__Short problem 1__
Answer these questions using the text on myths and legends:
(a) Which god is named as the god of prophecy and music?
(b) In what form was oral tradition usually composed?
(c) Which two stories does the text say went through a long stage of oral tradition before Homer wrote them down?
□ □ □
Another important category was the heroic myths. These existed in almost every cultures. They usually concerned with individual or group of people in various adventure to test their courage and strength to the limits. There are also myths of important or royal families finding new kingdom or making war upon their neighbour. I think this is called family myth. In this category, the tale may expanded over a generation or more. Sometimes the family myth have a heroic overtones, so the line between family and heroic myths may blurred.
The heroic and family myths may sometimes involved in tragedy and satires, depending on the author’s mood or desire, and what he tried to achieve with tale.
However, some of the gods tends to be associated with abstract idea, such as law and order, art and music. Examples of this: Apollo was the god of prophecy and music; the Graces were goddesses of beauty; and Nemesis was the goddess of retribution.
Rulers and heroes are also enjoying popularity in myths. These tales were often told in narrative forms, such as in epics and sagas, in either verse or prose styles.
|“Legends” differed from “myths”, in that legends may sometimes be based on historical facts or persons, that later become distorted over a period of time. Normally, legend tends to enlarge the figure to heroic proportion. Legend can also be confined to a particular time and place.
Myths tend to tell of fantastic tales of supernatural such as the gods and heroes with magical abilities. Myths make no attempts to prove it has any factual basis. (Doing so would tend to spoil the tales, anyway.)
However, the distinction between myth and legend tend to blur, due to the fact that tales can inherit both mythical and legendary aspects.
For me, I tend to leave the distinction of terms such “myth” and “legend”, “fables” and “folktales”, “epic” and “sagas”, to the experts, since these definitions are vague and often imprecise.
|There is one thing you must understand about myths and legends. Many myths (and legends) may originally come from oral tradition, before they were ever written down on paper.
Oral tradition was a mean of one person, known as a bard, storyteller, singer or whatever name they may used, passing what they know to another person by the words of mouth, from generation to generation. A century or more may pass before one person decided to write it down. It was common practice in illiterate societies, before they became literate.
The oral tradition usually composed in the form of song or poem. These bards either recite the poem or sang the song in front of an audience. The way the tale is told to the audience was just as important as what is told. A well told story by a bard could hold audience spellbound to their seats, as they listened how the story unfolds. Since, the audience are usually noble, most of their tales are usually heroic in style.
As a tale pass from generation to generation, the story may become more elaborated or refined, until the story was perfected. Well, perfect may be overstatement or exaggeration. The major problem with oral tradition is that tale can sometimes be inconsistent.
The Greeks, Romans, Celts, Germans, Scandinavians and other culture had used oral tradition before writing became common practice in their societies. The story of the Iliad and the Odyssey went through a long stage of oral tradition, before Homer produced his masterpiece by writing down. The same can be said about the Nibelungen legend, the Táin Bó Cúalnge and many other famous tales.
□ □ □
__Short problem 2__
Return the lines of the listing starting at the line that contains "battery-saver-paragraph: [120, 216, 356, 346]" and ending at the line that contains "column-divider-2: [628, 112, 629, 586]", both included, reproduced without any change.

__Dataset records__
□ □ □
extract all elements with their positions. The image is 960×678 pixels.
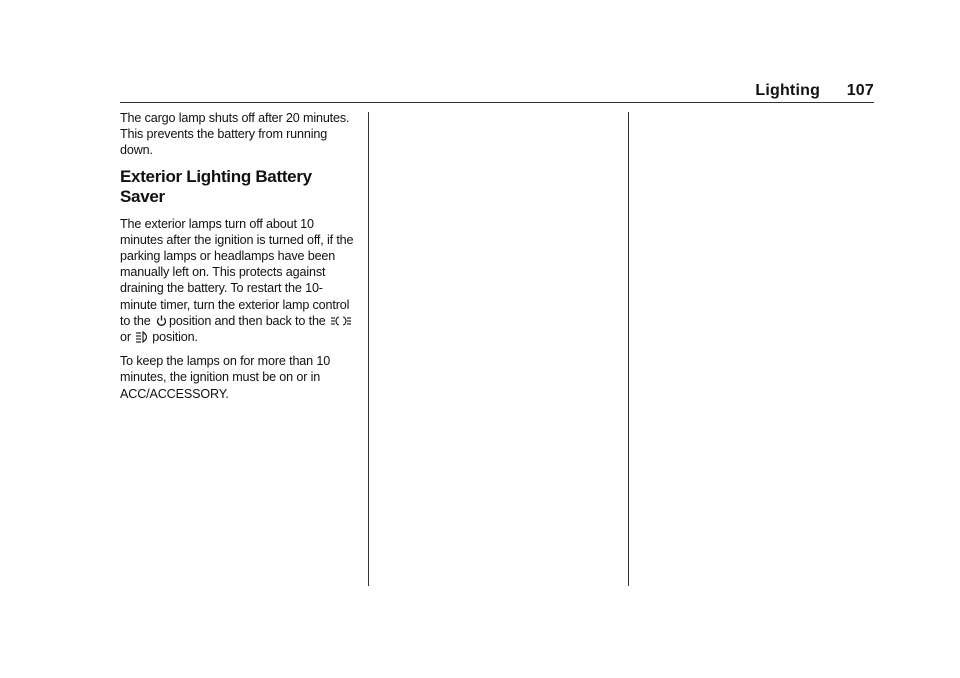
battery-saver-paragraph: [120, 216, 356, 346]
cargo-lamp-paragraph: The cargo lamp shuts off after 20 minutes. This prevents the battery from running down.: [120, 111, 350, 158]
power-off-icon: [156, 313, 167, 329]
section-title: Lighting: [755, 82, 821, 99]
keep-lamps-paragraph: To keep the lamps on for more than 10 minutes, the ignition must be on or in ACC/ACCESSORY.: [120, 354, 331, 401]
headlamp-icon: [136, 329, 150, 345]
header-rule: [120, 102, 874, 103]
column-divider-2: [628, 112, 629, 586]
text-run: The exterior lamps turn off about 10 minutes after the ignition is turned off, if the parking lamps or headlamps have been manually left on. This protects against draining the battery. To restart the 10-minute timer, turn the exterior lamp control to the: [120, 216, 354, 328]
text-run: position.: [152, 330, 198, 345]
column-divider-1: [368, 112, 369, 586]
text-run: position and then back to the: [168, 313, 326, 328]
parking-lamp-icon: [331, 313, 351, 329]
left-column: [120, 110, 356, 410]
section-heading: Exterior Lighting Battery Saver: [120, 166, 312, 206]
page-number: 107: [846, 82, 874, 99]
page-header: [755, 82, 874, 100]
text-run: or: [120, 330, 131, 345]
□ □ □
__Worked answer 1__
(a) Apollo
(b) Song or poem
(c) The Iliad and the Odyssey

__Worked answer 2__
battery-saver-paragraph: [120, 216, 356, 346]
cargo-lamp-paragraph: The cargo lamp shuts off after 20 minutes. This prevents the battery from running down.: [120, 111, 350, 158]
power-off-icon: [156, 313, 167, 329]
section-title: Lighting: [755, 82, 821, 99]
keep-lamps-paragraph: To keep the lamps on for more than 10 minutes, the ignition must be on or in ACC/ACCESSORY.: [120, 354, 331, 401]
headlamp-icon: [136, 329, 150, 345]
header-rule: [120, 102, 874, 103]
column-divider-2: [628, 112, 629, 586]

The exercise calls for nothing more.